---- Material provided

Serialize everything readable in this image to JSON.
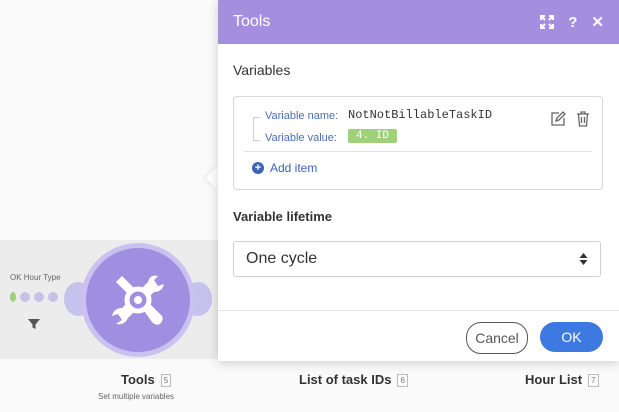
{
  "canvas": {
    "filter_label": "OK Hour Type",
    "modules": [
      {
        "label": "Tools",
        "number": "5",
        "subtitle": "Set multiple variables"
      },
      {
        "label": "List of task IDs",
        "number": "6"
      },
      {
        "label": "Hour List",
        "number": "7"
      }
    ],
    "colors": {
      "module_fill": "#9f8fe0",
      "module_ring": "#c9c2f1",
      "band": "#ececec"
    }
  },
  "panel": {
    "title": "Tools",
    "header_icons": [
      "expand-icon",
      "help-icon",
      "close-icon"
    ],
    "variables_label": "Variables",
    "variable": {
      "name_label": "Variable name:",
      "name_value": "NotNotBillableTaskID",
      "value_label": "Variable value:",
      "value_pill": "4. ID"
    },
    "add_item_label": "Add item",
    "lifetime_label": "Variable lifetime",
    "lifetime_value": "One cycle",
    "cancel_label": "Cancel",
    "ok_label": "OK",
    "colors": {
      "header": "#a38ee0",
      "ok_button": "#3d79e0",
      "pill": "#9fd07a",
      "link": "#3d63b8"
    }
  }
}
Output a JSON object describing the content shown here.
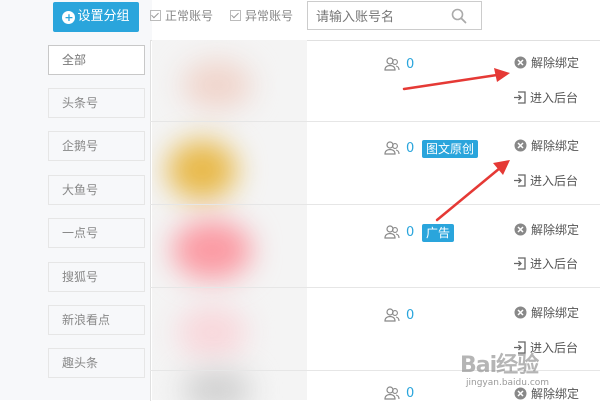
{
  "toolbar": {
    "set_group_label": "设置分组",
    "normal_label": "正常账号",
    "abnormal_label": "异常账号",
    "search_placeholder": "请输入账号名"
  },
  "categories": [
    {
      "label": "全部",
      "active": true
    },
    {
      "label": "头条号"
    },
    {
      "label": "企鹅号"
    },
    {
      "label": "大鱼号"
    },
    {
      "label": "一点号"
    },
    {
      "label": "搜狐号"
    },
    {
      "label": "新浪看点"
    },
    {
      "label": "趣头条"
    }
  ],
  "rows": [
    {
      "count": "0",
      "unbind_label": "解除绑定",
      "backend_label": "进入后台"
    },
    {
      "count": "0",
      "badge": "图文原创",
      "unbind_label": "解除绑定",
      "backend_label": "进入后台"
    },
    {
      "count": "0",
      "badge": "广告",
      "unbind_label": "解除绑定",
      "backend_label": "进入后台"
    },
    {
      "count": "0",
      "unbind_label": "解除绑定",
      "backend_label": "进入后台"
    },
    {
      "count": "0",
      "unbind_label": "解除绑定"
    }
  ],
  "watermark": {
    "logo": "Bai经验",
    "url": "jingyan.baidu.com"
  },
  "colors": {
    "accent": "#2aa5dc",
    "arrow": "#e53935",
    "panel_bg": "#f7f8fa"
  }
}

--------

What is required –
Word for word, quote the full listing, omitting every picture.

Response to this exercise –
Serialize everything readable in this image to JSON.
{
  "canvas": {
    "filter_label": "OK Hour Type",
    "modules": [
      {
        "label": "Tools",
        "number": "5",
        "subtitle": "Set multiple variables"
      },
      {
        "label": "List of task IDs",
        "number": "6"
      },
      {
        "label": "Hour List",
        "number": "7"
      }
    ],
    "colors": {
      "module_fill": "#9f8fe0",
      "module_ring": "#c9c2f1",
      "band": "#ececec"
    }
  },
  "panel": {
    "title": "Tools",
    "header_icons": [
      "expand-icon",
      "help-icon",
      "close-icon"
    ],
    "variables_label": "Variables",
    "variable": {
      "name_label": "Variable name:",
      "name_value": "NotNotBillableTaskID",
      "value_label": "Variable value:",
      "value_pill": "4. ID"
    },
    "add_item_label": "Add item",
    "lifetime_label": "Variable lifetime",
    "lifetime_value": "One cycle",
    "cancel_label": "Cancel",
    "ok_label": "OK",
    "colors": {
      "header": "#a38ee0",
      "ok_button": "#3d79e0",
      "pill": "#9fd07a",
      "link": "#3d63b8"
    }
  }
}
Output a JSON object describing the content shown here.
{
  "toolbar": {
    "set_group_label": "设置分组",
    "normal_label": "正常账号",
    "abnormal_label": "异常账号",
    "search_placeholder": "请输入账号名"
  },
  "categories": [
    {
      "label": "全部",
      "active": true
    },
    {
      "label": "头条号"
    },
    {
      "label": "企鹅号"
    },
    {
      "label": "大鱼号"
    },
    {
      "label": "一点号"
    },
    {
      "label": "搜狐号"
    },
    {
      "label": "新浪看点"
    },
    {
      "label": "趣头条"
    }
  ],
  "rows": [
    {
      "count": "0",
      "unbind_label": "解除绑定",
      "backend_label": "进入后台"
    },
    {
      "count": "0",
      "badge": "图文原创",
      "unbind_label": "解除绑定",
      "backend_label": "进入后台"
    },
    {
      "count": "0",
      "badge": "广告",
      "unbind_label": "解除绑定",
      "backend_label": "进入后台"
    },
    {
      "count": "0",
      "unbind_label": "解除绑定",
      "backend_label": "进入后台"
    },
    {
      "count": "0",
      "unbind_label": "解除绑定"
    }
  ],
  "watermark": {
    "logo": "Bai经验",
    "url": "jingyan.baidu.com"
  },
  "colors": {
    "accent": "#2aa5dc",
    "arrow": "#e53935",
    "panel_bg": "#f7f8fa"
  }
}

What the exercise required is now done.